Written instruction:
Note each line where "that" appears, and copy it.

Data records:

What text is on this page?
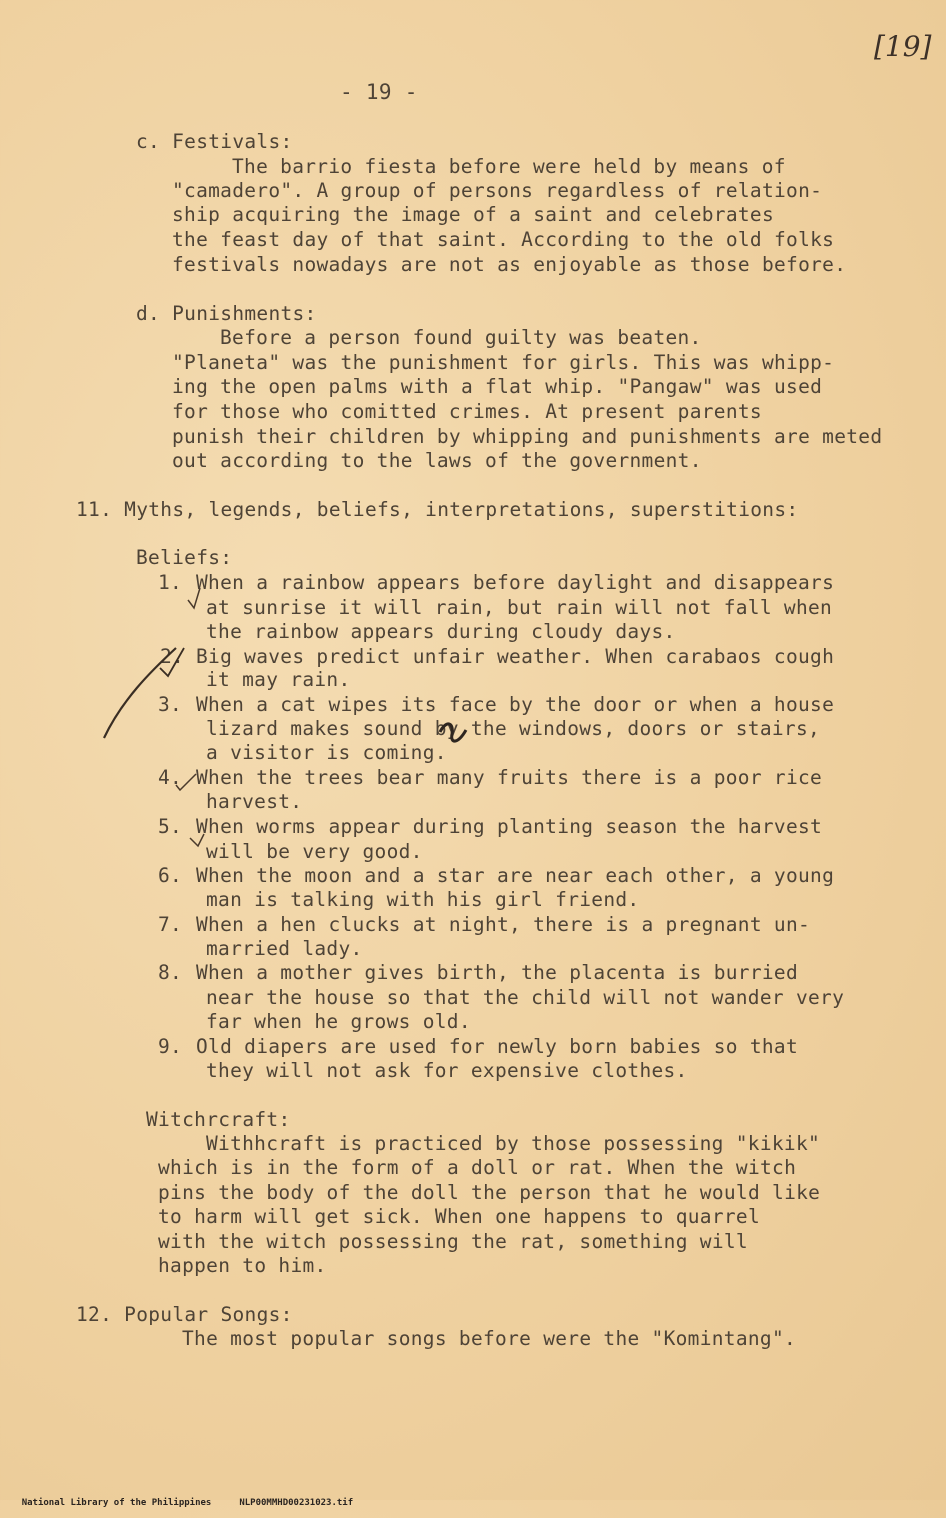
[19]
- 19 -
c. Festivals:
The barrio fiesta before were held by means of
"camadero". A group of persons regardless of relation-
ship acquiring the image of a saint and celebrates
the feast day of that saint. According to the old folks
festivals nowadays are not as enjoyable as those before.
d. Punishments:
Before a person found guilty was beaten.
"Planeta" was the punishment for girls. This was whipp-
ing the open palms with a flat whip. "Pangaw" was used
for those who comitted crimes. At present parents
punish their children by whipping and punishments are meted
out according to the laws of the government.
11. Myths, legends, beliefs, interpretations, superstitions:
Beliefs:
1. When a rainbow appears before daylight and disappears
at sunrise it will rain, but rain will not fall when
the rainbow appears during cloudy days.
2. Big waves predict unfair weather. When carabaos cough
it may rain.
3. When a cat wipes its face by the door or when a house
lizard makes sound by the windows, doors or stairs,
a visitor is coming.
4. When the trees bear many fruits there is a poor rice
harvest.
5. When worms appear during planting season the harvest
will be very good.
6. When the moon and a star are near each other, a young
man is talking with his girl friend.
7. When a hen clucks at night, there is a pregnant un-
married lady.
8. When a mother gives birth, the placenta is burried
near the house so that the child will not wander very
far when he grows old.
9. Old diapers are used for newly born babies so that
they will not ask for expensive clothes.
Witchrcraft:
Withhcraft is practiced by those possessing "kikik"
which is in the form of a doll or rat. When the witch
pins the body of the doll the person that he would like
to harm will get sick. When one happens to quarrel
with the witch possessing the rat, something will
happen to him.
12. Popular Songs:
The most popular songs before were the "Komintang".

National Library of the Philippines	NLP00MMHD00231023.tif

Reply:
the feast day of that saint. According to the old folks
near the house so that the child will not wander very
9. Old diapers are used for newly born babies so that
pins the body of the doll the person that he would like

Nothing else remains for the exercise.